### What you are asked to do
Copy out the entries in full and with complete accuracy; pictures are excluded.

╭─ Given information

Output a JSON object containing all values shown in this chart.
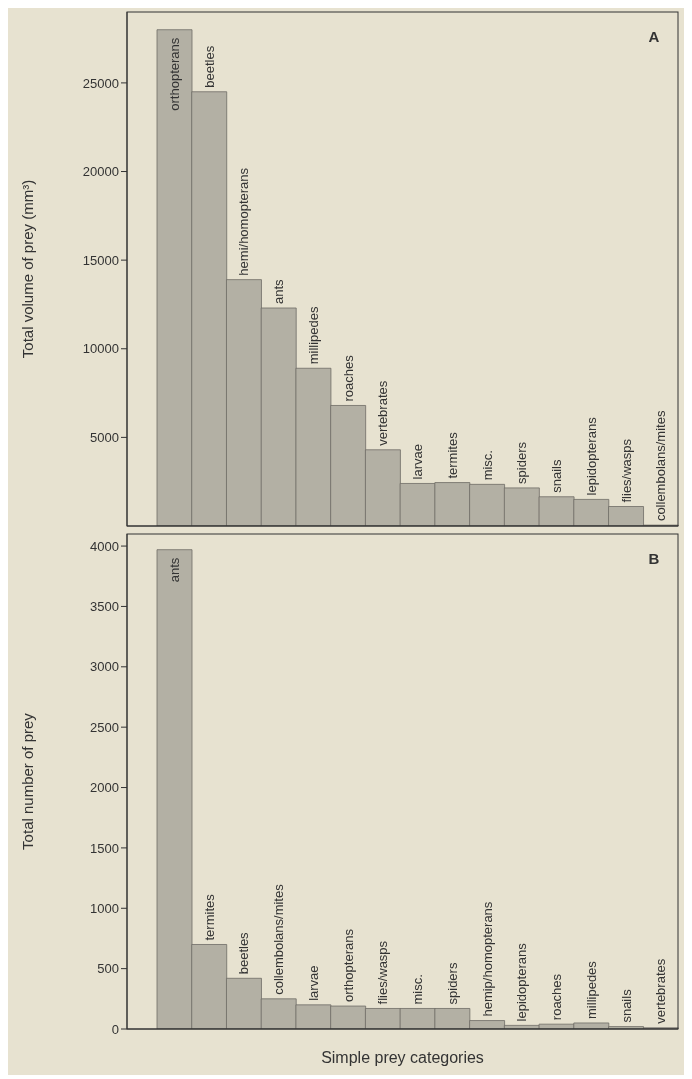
{
  "chart_data": [
    {
      "type": "bar",
      "ylabel": "Total volume of prey (mm³)",
      "annotations": [
        "A"
      ],
      "tick_labels": "y",
      "color": "#b3b0a4",
      "categories": [
        "orthopterans",
        "beetles",
        "hemi/homopterans",
        "ants",
        "millipedes",
        "roaches",
        "vertebrates",
        "larvae",
        "termites",
        "misc.",
        "spiders",
        "snails",
        "lepidopterans",
        "flies/wasps",
        "collembolans/mites"
      ],
      "values": [
        28000,
        24500,
        13900,
        12300,
        8900,
        6800,
        4300,
        2400,
        2450,
        2350,
        2150,
        1650,
        1500,
        1100,
        50
      ],
      "ylim": [
        0,
        29000
      ],
      "yticks": [
        5000,
        10000,
        15000,
        20000,
        25000
      ]
    },
    {
      "type": "bar",
      "ylabel": "Total number of prey",
      "xlabel": "Simple prey categories",
      "annotations": [
        "B"
      ],
      "tick_labels": "y",
      "color": "#b3b0a4",
      "categories": [
        "ants",
        "termites",
        "beetles",
        "collembolans/mites",
        "larvae",
        "orthopterans",
        "flies/wasps",
        "misc.",
        "spiders",
        "hemip/homopterans",
        "lepidopterans",
        "roaches",
        "millipedes",
        "snails",
        "vertebrates"
      ],
      "values": [
        3970,
        700,
        420,
        250,
        200,
        190,
        170,
        170,
        170,
        70,
        30,
        40,
        50,
        20,
        10
      ],
      "ylim": [
        0,
        4100
      ],
      "yticks": [
        0,
        500,
        1000,
        1500,
        2000,
        2500,
        3000,
        3500,
        4000
      ]
    }
  ]
}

╰─

### Exercise result
Output a JSON object containing all values shown in this chart.
{
  "chart_data": [
    {
      "type": "bar",
      "ylabel": "Total volume of prey (mm³)",
      "annotations": [
        "A"
      ],
      "tick_labels": "y",
      "color": "#b3b0a4",
      "categories": [
        "orthopterans",
        "beetles",
        "hemi/homopterans",
        "ants",
        "millipedes",
        "roaches",
        "vertebrates",
        "larvae",
        "termites",
        "misc.",
        "spiders",
        "snails",
        "lepidopterans",
        "flies/wasps",
        "collembolans/mites"
      ],
      "values": [
        28000,
        24500,
        13900,
        12300,
        8900,
        6800,
        4300,
        2400,
        2450,
        2350,
        2150,
        1650,
        1500,
        1100,
        50
      ],
      "ylim": [
        0,
        29000
      ],
      "yticks": [
        5000,
        10000,
        15000,
        20000,
        25000
      ]
    },
    {
      "type": "bar",
      "ylabel": "Total number of prey",
      "xlabel": "Simple prey categories",
      "annotations": [
        "B"
      ],
      "tick_labels": "y",
      "color": "#b3b0a4",
      "categories": [
        "ants",
        "termites",
        "beetles",
        "collembolans/mites",
        "larvae",
        "orthopterans",
        "flies/wasps",
        "misc.",
        "spiders",
        "hemip/homopterans",
        "lepidopterans",
        "roaches",
        "millipedes",
        "snails",
        "vertebrates"
      ],
      "values": [
        3970,
        700,
        420,
        250,
        200,
        190,
        170,
        170,
        170,
        70,
        30,
        40,
        50,
        20,
        10
      ],
      "ylim": [
        0,
        4100
      ],
      "yticks": [
        0,
        500,
        1000,
        1500,
        2000,
        2500,
        3000,
        3500,
        4000
      ]
    }
  ]
}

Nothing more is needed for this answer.